#### Task requirements:
Extract every line that includes the string "JSON".

(Rows from a figure dataset)

■ ■ ■ ■

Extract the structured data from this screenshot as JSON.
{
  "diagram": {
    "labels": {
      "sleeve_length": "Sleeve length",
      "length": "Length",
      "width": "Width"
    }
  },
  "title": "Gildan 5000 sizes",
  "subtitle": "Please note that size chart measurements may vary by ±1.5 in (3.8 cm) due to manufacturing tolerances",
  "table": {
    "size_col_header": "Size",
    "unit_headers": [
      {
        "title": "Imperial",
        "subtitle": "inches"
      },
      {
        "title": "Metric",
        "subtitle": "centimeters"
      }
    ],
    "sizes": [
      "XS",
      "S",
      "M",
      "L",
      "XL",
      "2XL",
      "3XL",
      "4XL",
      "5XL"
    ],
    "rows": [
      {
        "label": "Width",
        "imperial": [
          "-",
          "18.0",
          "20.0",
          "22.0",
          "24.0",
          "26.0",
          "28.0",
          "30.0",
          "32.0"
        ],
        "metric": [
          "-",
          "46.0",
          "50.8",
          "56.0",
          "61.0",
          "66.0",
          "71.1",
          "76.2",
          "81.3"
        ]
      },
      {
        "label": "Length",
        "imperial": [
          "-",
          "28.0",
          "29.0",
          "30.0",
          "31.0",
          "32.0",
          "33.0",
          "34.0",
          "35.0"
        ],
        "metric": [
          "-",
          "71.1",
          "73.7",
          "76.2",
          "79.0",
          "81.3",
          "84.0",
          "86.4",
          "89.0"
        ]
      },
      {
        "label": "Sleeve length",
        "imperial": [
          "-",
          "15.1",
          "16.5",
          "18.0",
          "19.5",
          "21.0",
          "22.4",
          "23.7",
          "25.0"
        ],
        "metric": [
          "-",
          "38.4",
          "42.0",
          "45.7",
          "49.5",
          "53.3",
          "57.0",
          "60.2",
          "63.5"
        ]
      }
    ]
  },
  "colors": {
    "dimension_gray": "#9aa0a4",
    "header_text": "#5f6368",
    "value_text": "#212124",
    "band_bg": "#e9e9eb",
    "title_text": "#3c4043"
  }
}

■ ■ ■ ■

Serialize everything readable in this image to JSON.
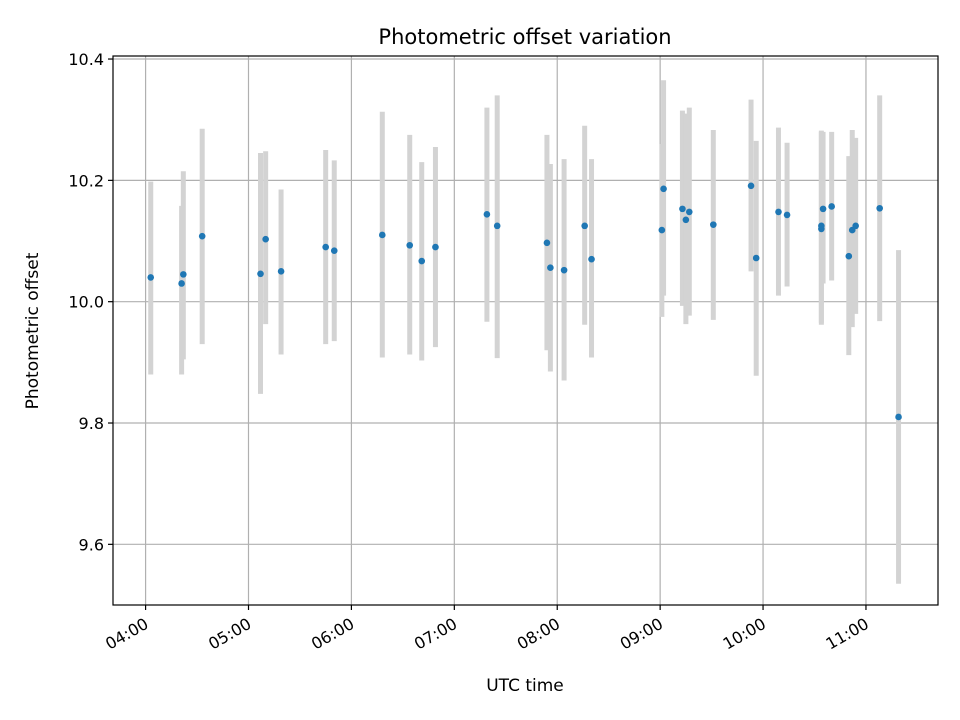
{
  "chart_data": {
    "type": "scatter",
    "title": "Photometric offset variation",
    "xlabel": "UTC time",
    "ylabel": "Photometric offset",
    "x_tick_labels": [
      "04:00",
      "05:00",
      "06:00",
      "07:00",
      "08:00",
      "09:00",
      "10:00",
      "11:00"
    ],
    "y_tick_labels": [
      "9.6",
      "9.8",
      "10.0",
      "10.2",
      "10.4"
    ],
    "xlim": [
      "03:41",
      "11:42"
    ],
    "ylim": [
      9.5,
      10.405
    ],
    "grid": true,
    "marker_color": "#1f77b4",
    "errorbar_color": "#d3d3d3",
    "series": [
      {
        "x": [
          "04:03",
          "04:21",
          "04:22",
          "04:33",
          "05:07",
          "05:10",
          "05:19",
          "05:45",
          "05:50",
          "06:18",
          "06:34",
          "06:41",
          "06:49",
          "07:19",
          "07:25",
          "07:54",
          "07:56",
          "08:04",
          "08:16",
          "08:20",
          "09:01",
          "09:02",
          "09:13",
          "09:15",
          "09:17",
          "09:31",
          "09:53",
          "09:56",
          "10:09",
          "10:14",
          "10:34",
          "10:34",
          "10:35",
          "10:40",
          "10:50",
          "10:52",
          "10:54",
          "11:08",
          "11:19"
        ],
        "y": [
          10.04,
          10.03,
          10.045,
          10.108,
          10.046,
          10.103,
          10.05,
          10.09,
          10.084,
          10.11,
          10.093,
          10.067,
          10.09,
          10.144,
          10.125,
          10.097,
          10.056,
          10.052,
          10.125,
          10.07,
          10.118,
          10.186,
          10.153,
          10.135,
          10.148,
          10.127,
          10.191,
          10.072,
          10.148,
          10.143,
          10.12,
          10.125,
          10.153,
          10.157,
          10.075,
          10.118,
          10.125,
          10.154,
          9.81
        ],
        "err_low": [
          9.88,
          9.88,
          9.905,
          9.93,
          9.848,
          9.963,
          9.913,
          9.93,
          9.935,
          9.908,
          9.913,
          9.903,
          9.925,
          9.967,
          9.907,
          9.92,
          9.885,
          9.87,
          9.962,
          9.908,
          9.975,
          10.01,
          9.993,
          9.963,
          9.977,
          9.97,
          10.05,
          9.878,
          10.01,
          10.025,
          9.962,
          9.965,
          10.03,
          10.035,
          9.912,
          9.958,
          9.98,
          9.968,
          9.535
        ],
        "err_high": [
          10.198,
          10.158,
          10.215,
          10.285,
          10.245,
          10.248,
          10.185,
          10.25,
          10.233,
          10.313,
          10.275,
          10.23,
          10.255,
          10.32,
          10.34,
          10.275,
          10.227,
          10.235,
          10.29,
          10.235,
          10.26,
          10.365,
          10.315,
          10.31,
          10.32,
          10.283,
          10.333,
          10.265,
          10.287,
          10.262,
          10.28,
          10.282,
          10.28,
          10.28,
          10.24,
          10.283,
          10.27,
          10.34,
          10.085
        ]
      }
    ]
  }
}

■ ■ ■ ■

#### Written reply:
Extract the structured data from this screenshot as JSON.
Serialize everything readable in this image to JSON.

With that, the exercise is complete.